Extracted records

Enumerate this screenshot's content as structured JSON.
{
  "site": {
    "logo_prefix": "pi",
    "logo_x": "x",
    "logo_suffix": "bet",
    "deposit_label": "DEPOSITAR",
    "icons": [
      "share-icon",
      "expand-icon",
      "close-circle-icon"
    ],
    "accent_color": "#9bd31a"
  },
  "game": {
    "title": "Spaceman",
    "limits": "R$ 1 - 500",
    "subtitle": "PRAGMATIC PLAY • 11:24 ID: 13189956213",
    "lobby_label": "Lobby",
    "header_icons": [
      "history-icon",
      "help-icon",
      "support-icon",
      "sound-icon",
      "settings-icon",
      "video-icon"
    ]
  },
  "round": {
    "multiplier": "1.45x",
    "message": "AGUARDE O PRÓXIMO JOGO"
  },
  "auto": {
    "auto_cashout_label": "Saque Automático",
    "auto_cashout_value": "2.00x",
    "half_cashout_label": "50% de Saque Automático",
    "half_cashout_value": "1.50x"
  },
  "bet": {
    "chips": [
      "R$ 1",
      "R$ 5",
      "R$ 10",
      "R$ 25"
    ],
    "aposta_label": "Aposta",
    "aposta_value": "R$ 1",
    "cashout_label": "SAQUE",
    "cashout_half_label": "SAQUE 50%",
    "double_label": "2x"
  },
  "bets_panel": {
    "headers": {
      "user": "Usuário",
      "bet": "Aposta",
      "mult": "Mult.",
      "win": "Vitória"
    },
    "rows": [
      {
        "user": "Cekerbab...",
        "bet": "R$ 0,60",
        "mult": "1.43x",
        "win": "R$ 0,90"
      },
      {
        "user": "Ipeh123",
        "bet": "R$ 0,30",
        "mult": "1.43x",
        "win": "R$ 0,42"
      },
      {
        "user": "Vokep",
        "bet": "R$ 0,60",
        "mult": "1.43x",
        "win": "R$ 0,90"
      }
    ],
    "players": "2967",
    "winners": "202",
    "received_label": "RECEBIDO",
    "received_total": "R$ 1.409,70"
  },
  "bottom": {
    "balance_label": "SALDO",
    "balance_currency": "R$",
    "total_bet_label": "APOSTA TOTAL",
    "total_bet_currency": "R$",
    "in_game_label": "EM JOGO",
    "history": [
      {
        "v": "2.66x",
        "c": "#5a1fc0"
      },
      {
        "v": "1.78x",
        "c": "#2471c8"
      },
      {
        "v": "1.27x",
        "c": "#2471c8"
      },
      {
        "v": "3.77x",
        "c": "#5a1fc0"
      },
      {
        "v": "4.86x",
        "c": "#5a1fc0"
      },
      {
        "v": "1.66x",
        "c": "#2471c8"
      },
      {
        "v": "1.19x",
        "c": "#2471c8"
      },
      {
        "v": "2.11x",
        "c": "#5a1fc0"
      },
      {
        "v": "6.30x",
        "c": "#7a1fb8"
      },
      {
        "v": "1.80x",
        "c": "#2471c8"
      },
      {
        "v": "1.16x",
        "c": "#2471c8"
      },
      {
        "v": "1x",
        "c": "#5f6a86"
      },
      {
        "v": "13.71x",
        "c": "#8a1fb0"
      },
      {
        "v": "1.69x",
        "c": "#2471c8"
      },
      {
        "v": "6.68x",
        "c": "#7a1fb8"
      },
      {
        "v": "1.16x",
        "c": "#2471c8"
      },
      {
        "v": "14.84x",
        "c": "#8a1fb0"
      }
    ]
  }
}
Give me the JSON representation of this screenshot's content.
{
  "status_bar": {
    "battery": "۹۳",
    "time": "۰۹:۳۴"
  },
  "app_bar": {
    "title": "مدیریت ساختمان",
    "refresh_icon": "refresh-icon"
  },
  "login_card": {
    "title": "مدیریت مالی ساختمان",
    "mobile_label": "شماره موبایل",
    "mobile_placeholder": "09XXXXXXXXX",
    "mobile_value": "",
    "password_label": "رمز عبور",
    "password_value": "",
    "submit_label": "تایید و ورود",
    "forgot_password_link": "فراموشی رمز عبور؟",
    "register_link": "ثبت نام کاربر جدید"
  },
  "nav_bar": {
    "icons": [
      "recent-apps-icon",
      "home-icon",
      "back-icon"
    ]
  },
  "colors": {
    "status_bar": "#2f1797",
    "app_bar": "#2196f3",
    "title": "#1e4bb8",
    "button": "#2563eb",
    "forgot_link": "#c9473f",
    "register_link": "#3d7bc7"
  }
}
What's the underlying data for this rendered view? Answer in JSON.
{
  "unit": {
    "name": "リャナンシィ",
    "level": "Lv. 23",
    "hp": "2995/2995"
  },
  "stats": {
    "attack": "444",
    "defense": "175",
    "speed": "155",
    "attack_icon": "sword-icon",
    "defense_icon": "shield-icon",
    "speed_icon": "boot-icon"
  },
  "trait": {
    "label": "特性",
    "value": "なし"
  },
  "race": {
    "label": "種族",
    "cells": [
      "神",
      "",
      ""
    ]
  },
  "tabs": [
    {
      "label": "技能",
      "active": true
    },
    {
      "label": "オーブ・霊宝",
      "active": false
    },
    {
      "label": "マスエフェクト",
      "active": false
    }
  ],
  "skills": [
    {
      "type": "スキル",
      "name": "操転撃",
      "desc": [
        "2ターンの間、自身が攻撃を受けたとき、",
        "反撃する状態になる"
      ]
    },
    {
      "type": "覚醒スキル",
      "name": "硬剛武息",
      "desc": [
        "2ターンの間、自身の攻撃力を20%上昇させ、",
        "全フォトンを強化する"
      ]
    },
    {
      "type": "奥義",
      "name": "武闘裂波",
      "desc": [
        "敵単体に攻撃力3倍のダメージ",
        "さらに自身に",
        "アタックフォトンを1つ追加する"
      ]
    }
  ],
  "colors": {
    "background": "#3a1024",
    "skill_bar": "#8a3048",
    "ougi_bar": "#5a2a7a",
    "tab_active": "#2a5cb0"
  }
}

__Requirements__. All of the records must be retyped exactly as they are.

__Response to the task__.
Enumerate this screenshot's content as structured JSON.
{
  "site": {
    "logo_prefix": "pi",
    "logo_x": "x",
    "logo_suffix": "bet",
    "deposit_label": "DEPOSITAR",
    "icons": [
      "share-icon",
      "expand-icon",
      "close-circle-icon"
    ],
    "accent_color": "#9bd31a"
  },
  "game": {
    "title": "Spaceman",
    "limits": "R$ 1 - 500",
    "subtitle": "PRAGMATIC PLAY • 11:24 ID: 13189956213",
    "lobby_label": "Lobby",
    "header_icons": [
      "history-icon",
      "help-icon",
      "support-icon",
      "sound-icon",
      "settings-icon",
      "video-icon"
    ]
  },
  "round": {
    "multiplier": "1.45x",
    "message": "AGUARDE O PRÓXIMO JOGO"
  },
  "auto": {
    "auto_cashout_label": "Saque Automático",
    "auto_cashout_value": "2.00x",
    "half_cashout_label": "50% de Saque Automático",
    "half_cashout_value": "1.50x"
  },
  "bet": {
    "chips": [
      "R$ 1",
      "R$ 5",
      "R$ 10",
      "R$ 25"
    ],
    "aposta_label": "Aposta",
    "aposta_value": "R$ 1",
    "cashout_label": "SAQUE",
    "cashout_half_label": "SAQUE 50%",
    "double_label": "2x"
  },
  "bets_panel": {
    "headers": {
      "user": "Usuário",
      "bet": "Aposta",
      "mult": "Mult.",
      "win": "Vitória"
    },
    "rows": [
      {
        "user": "Cekerbab...",
        "bet": "R$ 0,60",
        "mult": "1.43x",
        "win": "R$ 0,90"
      },
      {
        "user": "Ipeh123",
        "bet": "R$ 0,30",
        "mult": "1.43x",
        "win": "R$ 0,42"
      },
      {
        "user": "Vokep",
        "bet": "R$ 0,60",
        "mult": "1.43x",
        "win": "R$ 0,90"
      }
    ],
    "players": "2967",
    "winners": "202",
    "received_label": "RECEBIDO",
    "received_total": "R$ 1.409,70"
  },
  "bottom": {
    "balance_label": "SALDO",
    "balance_currency": "R$",
    "total_bet_label": "APOSTA TOTAL",
    "total_bet_currency": "R$",
    "in_game_label": "EM JOGO",
    "history": [
      {
        "v": "2.66x",
        "c": "#5a1fc0"
      },
      {
        "v": "1.78x",
        "c": "#2471c8"
      },
      {
        "v": "1.27x",
        "c": "#2471c8"
      },
      {
        "v": "3.77x",
        "c": "#5a1fc0"
      },
      {
        "v": "4.86x",
        "c": "#5a1fc0"
      },
      {
        "v": "1.66x",
        "c": "#2471c8"
      },
      {
        "v": "1.19x",
        "c": "#2471c8"
      },
      {
        "v": "2.11x",
        "c": "#5a1fc0"
      },
      {
        "v": "6.30x",
        "c": "#7a1fb8"
      },
      {
        "v": "1.80x",
        "c": "#2471c8"
      },
      {
        "v": "1.16x",
        "c": "#2471c8"
      },
      {
        "v": "1x",
        "c": "#5f6a86"
      },
      {
        "v": "13.71x",
        "c": "#8a1fb0"
      },
      {
        "v": "1.69x",
        "c": "#2471c8"
      },
      {
        "v": "6.68x",
        "c": "#7a1fb8"
      },
      {
        "v": "1.16x",
        "c": "#2471c8"
      },
      {
        "v": "14.84x",
        "c": "#8a1fb0"
      }
    ]
  }
}
Give me the JSON representation of this screenshot's content.
{
  "status_bar": {
    "battery": "۹۳",
    "time": "۰۹:۳۴"
  },
  "app_bar": {
    "title": "مدیریت ساختمان",
    "refresh_icon": "refresh-icon"
  },
  "login_card": {
    "title": "مدیریت مالی ساختمان",
    "mobile_label": "شماره موبایل",
    "mobile_placeholder": "09XXXXXXXXX",
    "mobile_value": "",
    "password_label": "رمز عبور",
    "password_value": "",
    "submit_label": "تایید و ورود",
    "forgot_password_link": "فراموشی رمز عبور؟",
    "register_link": "ثبت نام کاربر جدید"
  },
  "nav_bar": {
    "icons": [
      "recent-apps-icon",
      "home-icon",
      "back-icon"
    ]
  },
  "colors": {
    "status_bar": "#2f1797",
    "app_bar": "#2196f3",
    "title": "#1e4bb8",
    "button": "#2563eb",
    "forgot_link": "#c9473f",
    "register_link": "#3d7bc7"
  }
}
What's the underlying data for this rendered view? Answer in JSON.
{
  "unit": {
    "name": "リャナンシィ",
    "level": "Lv. 23",
    "hp": "2995/2995"
  },
  "stats": {
    "attack": "444",
    "defense": "175",
    "speed": "155",
    "attack_icon": "sword-icon",
    "defense_icon": "shield-icon",
    "speed_icon": "boot-icon"
  },
  "trait": {
    "label": "特性",
    "value": "なし"
  },
  "race": {
    "label": "種族",
    "cells": [
      "神",
      "",
      ""
    ]
  },
  "tabs": [
    {
      "label": "技能",
      "active": true
    },
    {
      "label": "オーブ・霊宝",
      "active": false
    },
    {
      "label": "マスエフェクト",
      "active": false
    }
  ],
  "skills": [
    {
      "type": "スキル",
      "name": "操転撃",
      "desc": [
        "2ターンの間、自身が攻撃を受けたとき、",
        "反撃する状態になる"
      ]
    },
    {
      "type": "覚醒スキル",
      "name": "硬剛武息",
      "desc": [
        "2ターンの間、自身の攻撃力を20%上昇させ、",
        "全フォトンを強化する"
      ]
    },
    {
      "type": "奥義",
      "name": "武闘裂波",
      "desc": [
        "敵単体に攻撃力3倍のダメージ",
        "さらに自身に",
        "アタックフォトンを1つ追加する"
      ]
    }
  ],
  "colors": {
    "background": "#3a1024",
    "skill_bar": "#8a3048",
    "ougi_bar": "#5a2a7a",
    "tab_active": "#2a5cb0"
  }
}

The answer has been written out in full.